INFORMATION SUPPLIED →

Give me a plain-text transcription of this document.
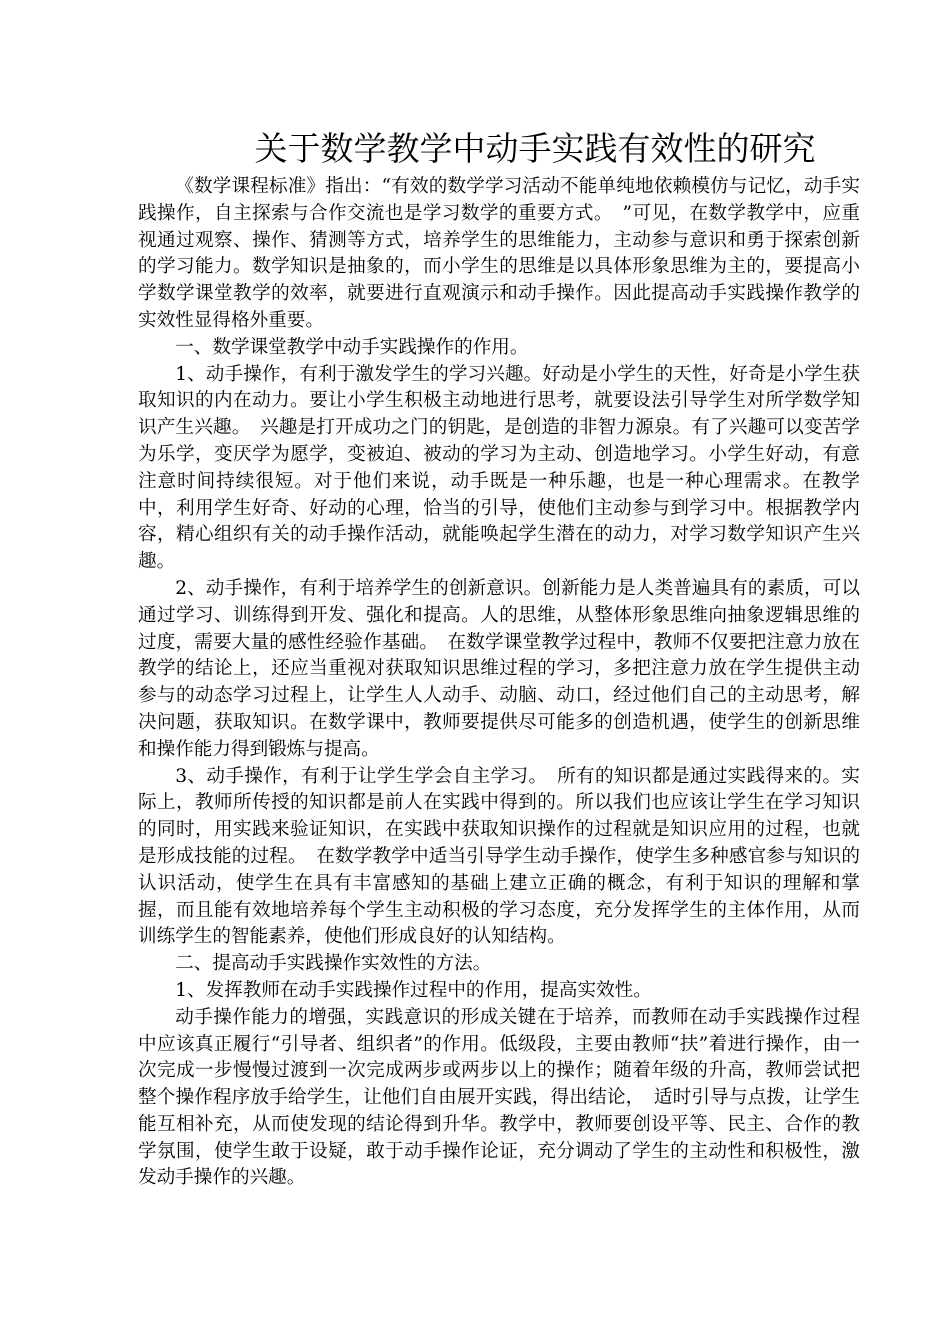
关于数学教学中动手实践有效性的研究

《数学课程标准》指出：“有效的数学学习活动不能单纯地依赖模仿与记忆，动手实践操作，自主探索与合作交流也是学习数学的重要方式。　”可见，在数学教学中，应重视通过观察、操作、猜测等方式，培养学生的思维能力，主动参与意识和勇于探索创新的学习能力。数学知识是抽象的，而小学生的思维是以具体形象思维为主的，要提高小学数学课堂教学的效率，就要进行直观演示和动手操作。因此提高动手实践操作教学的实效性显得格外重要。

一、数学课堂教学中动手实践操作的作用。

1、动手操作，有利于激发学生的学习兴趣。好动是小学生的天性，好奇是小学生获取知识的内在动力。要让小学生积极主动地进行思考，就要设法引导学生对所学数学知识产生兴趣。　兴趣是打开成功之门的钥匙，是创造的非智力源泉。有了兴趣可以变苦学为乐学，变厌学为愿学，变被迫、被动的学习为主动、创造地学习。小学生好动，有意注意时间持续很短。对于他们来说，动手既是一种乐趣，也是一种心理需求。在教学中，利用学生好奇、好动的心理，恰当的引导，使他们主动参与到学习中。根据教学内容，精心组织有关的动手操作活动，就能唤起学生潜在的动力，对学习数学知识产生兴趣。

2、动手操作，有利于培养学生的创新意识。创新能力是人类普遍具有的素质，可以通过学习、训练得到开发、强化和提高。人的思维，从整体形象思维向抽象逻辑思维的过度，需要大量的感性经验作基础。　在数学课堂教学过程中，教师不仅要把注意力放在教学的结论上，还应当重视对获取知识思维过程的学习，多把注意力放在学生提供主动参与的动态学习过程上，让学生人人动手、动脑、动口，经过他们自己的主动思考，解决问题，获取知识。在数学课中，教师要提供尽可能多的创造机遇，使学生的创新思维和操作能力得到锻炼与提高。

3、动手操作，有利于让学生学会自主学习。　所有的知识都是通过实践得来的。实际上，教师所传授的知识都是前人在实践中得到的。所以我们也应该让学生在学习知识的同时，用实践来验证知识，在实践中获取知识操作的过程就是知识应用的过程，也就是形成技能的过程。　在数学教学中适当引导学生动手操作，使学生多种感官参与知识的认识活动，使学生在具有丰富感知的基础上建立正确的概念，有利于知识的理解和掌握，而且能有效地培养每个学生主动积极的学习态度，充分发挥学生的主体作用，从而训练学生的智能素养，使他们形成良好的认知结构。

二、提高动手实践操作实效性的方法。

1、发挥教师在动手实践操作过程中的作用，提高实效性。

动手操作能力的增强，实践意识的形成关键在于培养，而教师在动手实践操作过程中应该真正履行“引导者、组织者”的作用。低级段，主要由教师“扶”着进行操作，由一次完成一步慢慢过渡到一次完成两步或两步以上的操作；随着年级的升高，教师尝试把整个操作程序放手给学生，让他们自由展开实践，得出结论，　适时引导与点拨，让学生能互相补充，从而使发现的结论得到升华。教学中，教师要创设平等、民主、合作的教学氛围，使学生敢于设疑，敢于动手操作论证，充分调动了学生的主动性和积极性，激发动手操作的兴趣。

EXERCISE TASK → All of the lines above should be retyped precisely, apart from the pictures.

RESULT BELOW →
Give me a plain-text transcription of this document.
关于数学教学中动手实践有效性的研究

《数学课程标准》指出：“有效的数学学习活动不能单纯地依赖模仿与记忆，动手实践操作，自主探索与合作交流也是学习数学的重要方式。　”可见，在数学教学中，应重视通过观察、操作、猜测等方式，培养学生的思维能力，主动参与意识和勇于探索创新的学习能力。数学知识是抽象的，而小学生的思维是以具体形象思维为主的，要提高小学数学课堂教学的效率，就要进行直观演示和动手操作。因此提高动手实践操作教学的实效性显得格外重要。

一、数学课堂教学中动手实践操作的作用。

1、动手操作，有利于激发学生的学习兴趣。好动是小学生的天性，好奇是小学生获取知识的内在动力。要让小学生积极主动地进行思考，就要设法引导学生对所学数学知识产生兴趣。　兴趣是打开成功之门的钥匙，是创造的非智力源泉。有了兴趣可以变苦学为乐学，变厌学为愿学，变被迫、被动的学习为主动、创造地学习。小学生好动，有意注意时间持续很短。对于他们来说，动手既是一种乐趣，也是一种心理需求。在教学中，利用学生好奇、好动的心理，恰当的引导，使他们主动参与到学习中。根据教学内容，精心组织有关的动手操作活动，就能唤起学生潜在的动力，对学习数学知识产生兴趣。

2、动手操作，有利于培养学生的创新意识。创新能力是人类普遍具有的素质，可以通过学习、训练得到开发、强化和提高。人的思维，从整体形象思维向抽象逻辑思维的过度，需要大量的感性经验作基础。　在数学课堂教学过程中，教师不仅要把注意力放在教学的结论上，还应当重视对获取知识思维过程的学习，多把注意力放在学生提供主动参与的动态学习过程上，让学生人人动手、动脑、动口，经过他们自己的主动思考，解决问题，获取知识。在数学课中，教师要提供尽可能多的创造机遇，使学生的创新思维和操作能力得到锻炼与提高。

3、动手操作，有利于让学生学会自主学习。　所有的知识都是通过实践得来的。实际上，教师所传授的知识都是前人在实践中得到的。所以我们也应该让学生在学习知识的同时，用实践来验证知识，在实践中获取知识操作的过程就是知识应用的过程，也就是形成技能的过程。　在数学教学中适当引导学生动手操作，使学生多种感官参与知识的认识活动，使学生在具有丰富感知的基础上建立正确的概念，有利于知识的理解和掌握，而且能有效地培养每个学生主动积极的学习态度，充分发挥学生的主体作用，从而训练学生的智能素养，使他们形成良好的认知结构。

二、提高动手实践操作实效性的方法。

1、发挥教师在动手实践操作过程中的作用，提高实效性。

动手操作能力的增强，实践意识的形成关键在于培养，而教师在动手实践操作过程中应该真正履行“引导者、组织者”的作用。低级段，主要由教师“扶”着进行操作，由一次完成一步慢慢过渡到一次完成两步或两步以上的操作；随着年级的升高，教师尝试把整个操作程序放手给学生，让他们自由展开实践，得出结论，　适时引导与点拨，让学生能互相补充，从而使发现的结论得到升华。教学中，教师要创设平等、民主、合作的教学氛围，使学生敢于设疑，敢于动手操作论证，充分调动了学生的主动性和积极性，激发动手操作的兴趣。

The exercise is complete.